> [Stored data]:
:::::

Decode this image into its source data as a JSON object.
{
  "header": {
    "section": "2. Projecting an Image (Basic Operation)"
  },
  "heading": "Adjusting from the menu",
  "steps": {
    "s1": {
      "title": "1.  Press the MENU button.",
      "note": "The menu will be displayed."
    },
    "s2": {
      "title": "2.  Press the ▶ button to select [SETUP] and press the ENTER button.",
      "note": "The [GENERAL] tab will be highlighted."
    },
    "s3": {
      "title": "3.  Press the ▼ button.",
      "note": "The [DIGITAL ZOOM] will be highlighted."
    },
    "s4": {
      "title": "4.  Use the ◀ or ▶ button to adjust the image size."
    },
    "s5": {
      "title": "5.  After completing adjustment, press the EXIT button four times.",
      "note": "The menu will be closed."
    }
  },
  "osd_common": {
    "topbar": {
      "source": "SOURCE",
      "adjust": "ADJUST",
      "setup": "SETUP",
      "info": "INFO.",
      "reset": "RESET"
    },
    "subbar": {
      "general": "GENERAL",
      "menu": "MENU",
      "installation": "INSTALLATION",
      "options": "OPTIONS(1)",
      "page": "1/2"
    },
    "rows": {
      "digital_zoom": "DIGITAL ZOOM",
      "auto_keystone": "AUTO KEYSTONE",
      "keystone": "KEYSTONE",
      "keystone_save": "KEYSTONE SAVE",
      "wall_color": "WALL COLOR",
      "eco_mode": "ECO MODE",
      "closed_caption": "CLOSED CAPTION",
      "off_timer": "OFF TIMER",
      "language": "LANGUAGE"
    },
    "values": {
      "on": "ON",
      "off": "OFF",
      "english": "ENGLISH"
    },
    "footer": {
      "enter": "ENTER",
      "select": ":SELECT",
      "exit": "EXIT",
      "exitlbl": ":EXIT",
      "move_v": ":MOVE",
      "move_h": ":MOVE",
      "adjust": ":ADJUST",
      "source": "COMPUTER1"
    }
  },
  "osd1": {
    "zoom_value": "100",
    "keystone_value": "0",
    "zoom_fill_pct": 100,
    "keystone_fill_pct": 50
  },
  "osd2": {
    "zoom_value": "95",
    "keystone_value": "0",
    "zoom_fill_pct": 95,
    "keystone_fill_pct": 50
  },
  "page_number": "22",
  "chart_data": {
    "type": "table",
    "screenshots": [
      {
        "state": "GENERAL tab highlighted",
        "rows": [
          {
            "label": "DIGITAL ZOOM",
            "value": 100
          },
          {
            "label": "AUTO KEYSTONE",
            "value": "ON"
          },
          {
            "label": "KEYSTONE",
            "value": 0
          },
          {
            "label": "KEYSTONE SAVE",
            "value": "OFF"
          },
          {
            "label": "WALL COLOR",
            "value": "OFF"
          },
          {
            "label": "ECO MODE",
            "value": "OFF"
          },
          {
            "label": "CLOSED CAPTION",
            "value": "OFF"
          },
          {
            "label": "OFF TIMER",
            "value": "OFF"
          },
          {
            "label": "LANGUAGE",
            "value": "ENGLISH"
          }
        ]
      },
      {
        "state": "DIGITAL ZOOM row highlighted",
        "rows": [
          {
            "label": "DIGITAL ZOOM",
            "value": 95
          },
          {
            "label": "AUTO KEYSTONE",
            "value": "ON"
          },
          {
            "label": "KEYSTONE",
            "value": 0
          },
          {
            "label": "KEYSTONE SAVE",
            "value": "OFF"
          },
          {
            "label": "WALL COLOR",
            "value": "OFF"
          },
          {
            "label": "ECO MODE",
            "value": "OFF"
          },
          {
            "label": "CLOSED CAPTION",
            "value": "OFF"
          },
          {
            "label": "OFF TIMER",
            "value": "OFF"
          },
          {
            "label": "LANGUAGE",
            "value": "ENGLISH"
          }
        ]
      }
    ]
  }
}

:::::

> [GIVEN TASK]: Write out the records shown above, exactly as they appear.

> [RESULT OF THE TASK]:
Decode this image into its source data as a JSON object.
{
  "header": {
    "section": "2. Projecting an Image (Basic Operation)"
  },
  "heading": "Adjusting from the menu",
  "steps": {
    "s1": {
      "title": "1.  Press the MENU button.",
      "note": "The menu will be displayed."
    },
    "s2": {
      "title": "2.  Press the ▶ button to select [SETUP] and press the ENTER button.",
      "note": "The [GENERAL] tab will be highlighted."
    },
    "s3": {
      "title": "3.  Press the ▼ button.",
      "note": "The [DIGITAL ZOOM] will be highlighted."
    },
    "s4": {
      "title": "4.  Use the ◀ or ▶ button to adjust the image size."
    },
    "s5": {
      "title": "5.  After completing adjustment, press the EXIT button four times.",
      "note": "The menu will be closed."
    }
  },
  "osd_common": {
    "topbar": {
      "source": "SOURCE",
      "adjust": "ADJUST",
      "setup": "SETUP",
      "info": "INFO.",
      "reset": "RESET"
    },
    "subbar": {
      "general": "GENERAL",
      "menu": "MENU",
      "installation": "INSTALLATION",
      "options": "OPTIONS(1)",
      "page": "1/2"
    },
    "rows": {
      "digital_zoom": "DIGITAL ZOOM",
      "auto_keystone": "AUTO KEYSTONE",
      "keystone": "KEYSTONE",
      "keystone_save": "KEYSTONE SAVE",
      "wall_color": "WALL COLOR",
      "eco_mode": "ECO MODE",
      "closed_caption": "CLOSED CAPTION",
      "off_timer": "OFF TIMER",
      "language": "LANGUAGE"
    },
    "values": {
      "on": "ON",
      "off": "OFF",
      "english": "ENGLISH"
    },
    "footer": {
      "enter": "ENTER",
      "select": ":SELECT",
      "exit": "EXIT",
      "exitlbl": ":EXIT",
      "move_v": ":MOVE",
      "move_h": ":MOVE",
      "adjust": ":ADJUST",
      "source": "COMPUTER1"
    }
  },
  "osd1": {
    "zoom_value": "100",
    "keystone_value": "0",
    "zoom_fill_pct": 100,
    "keystone_fill_pct": 50
  },
  "osd2": {
    "zoom_value": "95",
    "keystone_value": "0",
    "zoom_fill_pct": 95,
    "keystone_fill_pct": 50
  },
  "page_number": "22",
  "chart_data": {
    "type": "table",
    "screenshots": [
      {
        "state": "GENERAL tab highlighted",
        "rows": [
          {
            "label": "DIGITAL ZOOM",
            "value": 100
          },
          {
            "label": "AUTO KEYSTONE",
            "value": "ON"
          },
          {
            "label": "KEYSTONE",
            "value": 0
          },
          {
            "label": "KEYSTONE SAVE",
            "value": "OFF"
          },
          {
            "label": "WALL COLOR",
            "value": "OFF"
          },
          {
            "label": "ECO MODE",
            "value": "OFF"
          },
          {
            "label": "CLOSED CAPTION",
            "value": "OFF"
          },
          {
            "label": "OFF TIMER",
            "value": "OFF"
          },
          {
            "label": "LANGUAGE",
            "value": "ENGLISH"
          }
        ]
      },
      {
        "state": "DIGITAL ZOOM row highlighted",
        "rows": [
          {
            "label": "DIGITAL ZOOM",
            "value": 95
          },
          {
            "label": "AUTO KEYSTONE",
            "value": "ON"
          },
          {
            "label": "KEYSTONE",
            "value": 0
          },
          {
            "label": "KEYSTONE SAVE",
            "value": "OFF"
          },
          {
            "label": "WALL COLOR",
            "value": "OFF"
          },
          {
            "label": "ECO MODE",
            "value": "OFF"
          },
          {
            "label": "CLOSED CAPTION",
            "value": "OFF"
          },
          {
            "label": "OFF TIMER",
            "value": "OFF"
          },
          {
            "label": "LANGUAGE",
            "value": "ENGLISH"
          }
        ]
      }
    ]
  }
}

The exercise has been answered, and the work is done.